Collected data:
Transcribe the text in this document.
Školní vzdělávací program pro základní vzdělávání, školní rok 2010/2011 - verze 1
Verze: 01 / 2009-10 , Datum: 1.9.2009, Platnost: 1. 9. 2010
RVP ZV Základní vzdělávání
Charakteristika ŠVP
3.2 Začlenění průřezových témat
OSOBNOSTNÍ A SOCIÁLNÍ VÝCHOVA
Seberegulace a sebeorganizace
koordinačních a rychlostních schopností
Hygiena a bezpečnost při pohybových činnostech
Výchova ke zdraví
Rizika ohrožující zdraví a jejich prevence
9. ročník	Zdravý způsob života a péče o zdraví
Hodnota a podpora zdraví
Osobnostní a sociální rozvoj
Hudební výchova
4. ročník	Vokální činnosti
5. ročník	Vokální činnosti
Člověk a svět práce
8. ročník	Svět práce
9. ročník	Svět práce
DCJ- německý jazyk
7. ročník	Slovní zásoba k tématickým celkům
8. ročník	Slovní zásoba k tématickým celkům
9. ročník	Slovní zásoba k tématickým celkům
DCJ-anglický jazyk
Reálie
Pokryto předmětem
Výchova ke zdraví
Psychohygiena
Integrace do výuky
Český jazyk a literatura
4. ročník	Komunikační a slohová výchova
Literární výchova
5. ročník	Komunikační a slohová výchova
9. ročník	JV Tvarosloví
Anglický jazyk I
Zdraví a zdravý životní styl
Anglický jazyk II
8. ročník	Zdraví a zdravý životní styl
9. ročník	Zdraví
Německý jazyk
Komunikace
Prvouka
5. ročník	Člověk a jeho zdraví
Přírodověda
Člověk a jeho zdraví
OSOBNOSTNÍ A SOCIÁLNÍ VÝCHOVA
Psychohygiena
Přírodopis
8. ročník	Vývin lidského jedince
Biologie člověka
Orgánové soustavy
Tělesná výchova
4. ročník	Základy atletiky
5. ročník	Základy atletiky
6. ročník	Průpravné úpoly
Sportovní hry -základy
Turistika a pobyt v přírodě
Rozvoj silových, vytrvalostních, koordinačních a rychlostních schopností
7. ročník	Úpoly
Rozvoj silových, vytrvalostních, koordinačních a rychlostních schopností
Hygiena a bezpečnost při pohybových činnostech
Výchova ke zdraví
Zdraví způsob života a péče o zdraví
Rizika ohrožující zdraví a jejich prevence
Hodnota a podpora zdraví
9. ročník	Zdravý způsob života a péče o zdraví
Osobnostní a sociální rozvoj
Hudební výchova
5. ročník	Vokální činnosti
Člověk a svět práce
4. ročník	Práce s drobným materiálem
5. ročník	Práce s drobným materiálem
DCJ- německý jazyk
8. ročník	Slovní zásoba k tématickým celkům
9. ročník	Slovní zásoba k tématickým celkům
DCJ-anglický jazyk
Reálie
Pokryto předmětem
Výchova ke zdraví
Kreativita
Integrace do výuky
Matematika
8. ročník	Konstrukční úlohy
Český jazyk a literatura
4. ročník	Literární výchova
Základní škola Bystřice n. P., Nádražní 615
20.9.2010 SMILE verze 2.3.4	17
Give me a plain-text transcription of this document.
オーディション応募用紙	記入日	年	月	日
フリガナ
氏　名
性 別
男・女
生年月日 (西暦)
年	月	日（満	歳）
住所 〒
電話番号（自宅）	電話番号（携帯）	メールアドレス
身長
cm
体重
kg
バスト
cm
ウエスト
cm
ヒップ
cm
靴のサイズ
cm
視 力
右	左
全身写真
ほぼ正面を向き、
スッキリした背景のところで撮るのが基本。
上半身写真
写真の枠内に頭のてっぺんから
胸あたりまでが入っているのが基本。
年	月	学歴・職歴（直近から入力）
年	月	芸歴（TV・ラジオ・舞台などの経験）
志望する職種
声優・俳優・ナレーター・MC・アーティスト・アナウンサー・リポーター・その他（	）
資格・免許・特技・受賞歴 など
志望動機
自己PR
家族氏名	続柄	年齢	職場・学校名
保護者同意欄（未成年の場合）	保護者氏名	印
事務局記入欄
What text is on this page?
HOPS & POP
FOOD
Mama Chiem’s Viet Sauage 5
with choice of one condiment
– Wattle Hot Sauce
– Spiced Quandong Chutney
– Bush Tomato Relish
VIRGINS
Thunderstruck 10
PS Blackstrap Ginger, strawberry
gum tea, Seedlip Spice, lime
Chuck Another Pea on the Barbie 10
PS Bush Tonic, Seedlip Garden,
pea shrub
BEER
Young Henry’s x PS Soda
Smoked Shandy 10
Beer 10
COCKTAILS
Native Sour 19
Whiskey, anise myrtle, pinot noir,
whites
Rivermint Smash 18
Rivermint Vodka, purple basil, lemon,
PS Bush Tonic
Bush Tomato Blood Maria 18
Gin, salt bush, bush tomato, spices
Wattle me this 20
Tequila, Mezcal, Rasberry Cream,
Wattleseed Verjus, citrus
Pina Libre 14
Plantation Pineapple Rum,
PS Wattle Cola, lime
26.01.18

• _Given instruction_
In the listing above, find the line with "What text is on this page?" and set down that line and all after it exactly, through the final line.

• _Task response_
What text is on this page?
HOPS & POP
FOOD
Mama Chiem’s Viet Sauage 5
with choice of one condiment
– Wattle Hot Sauce
– Spiced Quandong Chutney
– Bush Tomato Relish
VIRGINS
Thunderstruck 10
PS Blackstrap Ginger, strawberry
gum tea, Seedlip Spice, lime
Chuck Another Pea on the Barbie 10
PS Bush Tonic, Seedlip Garden,
pea shrub
BEER
Young Henry’s x PS Soda
Smoked Shandy 10
Beer 10
COCKTAILS
Native Sour 19
Whiskey, anise myrtle, pinot noir,
whites
Rivermint Smash 18
Rivermint Vodka, purple basil, lemon,
PS Bush Tonic
Bush Tomato Blood Maria 18
Gin, salt bush, bush tomato, spices
Wattle me this 20
Tequila, Mezcal, Rasberry Cream,
Wattleseed Verjus, citrus
Pina Libre 14
Plantation Pineapple Rum,
PS Wattle Cola, lime
26.01.18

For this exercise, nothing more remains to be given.